=== SUPPLIED MATERIAL ===

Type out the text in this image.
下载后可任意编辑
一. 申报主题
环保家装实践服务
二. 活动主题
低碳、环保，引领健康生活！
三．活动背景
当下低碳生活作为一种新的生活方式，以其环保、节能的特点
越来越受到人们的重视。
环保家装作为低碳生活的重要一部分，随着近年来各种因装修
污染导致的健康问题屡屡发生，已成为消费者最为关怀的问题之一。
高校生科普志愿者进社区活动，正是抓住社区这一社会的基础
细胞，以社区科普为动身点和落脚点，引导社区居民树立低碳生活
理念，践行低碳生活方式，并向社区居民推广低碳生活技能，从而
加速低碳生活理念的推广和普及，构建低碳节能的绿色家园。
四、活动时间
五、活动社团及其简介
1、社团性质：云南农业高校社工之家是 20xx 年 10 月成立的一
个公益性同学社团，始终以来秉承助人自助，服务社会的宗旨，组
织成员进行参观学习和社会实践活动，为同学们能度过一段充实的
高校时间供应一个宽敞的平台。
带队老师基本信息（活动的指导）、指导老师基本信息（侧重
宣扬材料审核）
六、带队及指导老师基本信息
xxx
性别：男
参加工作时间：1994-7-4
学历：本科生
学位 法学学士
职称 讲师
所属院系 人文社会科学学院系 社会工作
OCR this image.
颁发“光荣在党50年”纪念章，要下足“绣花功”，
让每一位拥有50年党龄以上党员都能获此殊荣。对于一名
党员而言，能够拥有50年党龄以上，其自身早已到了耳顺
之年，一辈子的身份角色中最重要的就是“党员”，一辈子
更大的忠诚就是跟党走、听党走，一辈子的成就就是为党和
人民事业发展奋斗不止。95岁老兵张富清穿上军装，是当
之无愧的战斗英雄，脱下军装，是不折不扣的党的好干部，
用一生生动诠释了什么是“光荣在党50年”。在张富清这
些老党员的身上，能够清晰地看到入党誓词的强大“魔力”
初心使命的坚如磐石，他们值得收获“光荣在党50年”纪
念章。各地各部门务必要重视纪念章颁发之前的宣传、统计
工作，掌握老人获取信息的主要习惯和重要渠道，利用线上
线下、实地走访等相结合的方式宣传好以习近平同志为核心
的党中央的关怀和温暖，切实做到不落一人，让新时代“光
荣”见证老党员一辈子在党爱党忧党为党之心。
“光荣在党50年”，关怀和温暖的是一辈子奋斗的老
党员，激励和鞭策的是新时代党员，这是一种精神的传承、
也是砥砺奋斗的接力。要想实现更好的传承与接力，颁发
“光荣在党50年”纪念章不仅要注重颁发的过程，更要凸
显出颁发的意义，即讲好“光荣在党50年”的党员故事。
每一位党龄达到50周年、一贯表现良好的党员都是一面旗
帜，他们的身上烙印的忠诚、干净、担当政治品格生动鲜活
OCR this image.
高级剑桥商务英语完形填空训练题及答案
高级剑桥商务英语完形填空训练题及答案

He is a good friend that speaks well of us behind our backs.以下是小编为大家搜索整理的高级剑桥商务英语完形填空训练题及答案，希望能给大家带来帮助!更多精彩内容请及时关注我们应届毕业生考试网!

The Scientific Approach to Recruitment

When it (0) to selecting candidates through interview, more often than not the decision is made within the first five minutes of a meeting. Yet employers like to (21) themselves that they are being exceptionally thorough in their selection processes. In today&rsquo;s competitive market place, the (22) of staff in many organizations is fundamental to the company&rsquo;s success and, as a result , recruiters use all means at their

===

_PROBLEM STATEMENT_
Select and copy every line of the listing with the word "that".

_FULL ANSWER_
He is a good friend that speaks well of us behind our backs.以下是小编为大家搜索整理的高级剑桥商务英语完形填空训练题及答案，希望能给大家带来帮助!更多精彩内容请及时关注我们应届毕业生考试网!
When it (0) to selecting candidates through interview, more often than not the decision is made within the first five minutes of a meeting. Yet employers like to (21) themselves that they are being exceptionally thorough in their selection processes. In today&rsquo;s competitive market place, the (22) of staff in many organizations is fundamental to the company&rsquo;s success and, as a result , recruiters use all means at their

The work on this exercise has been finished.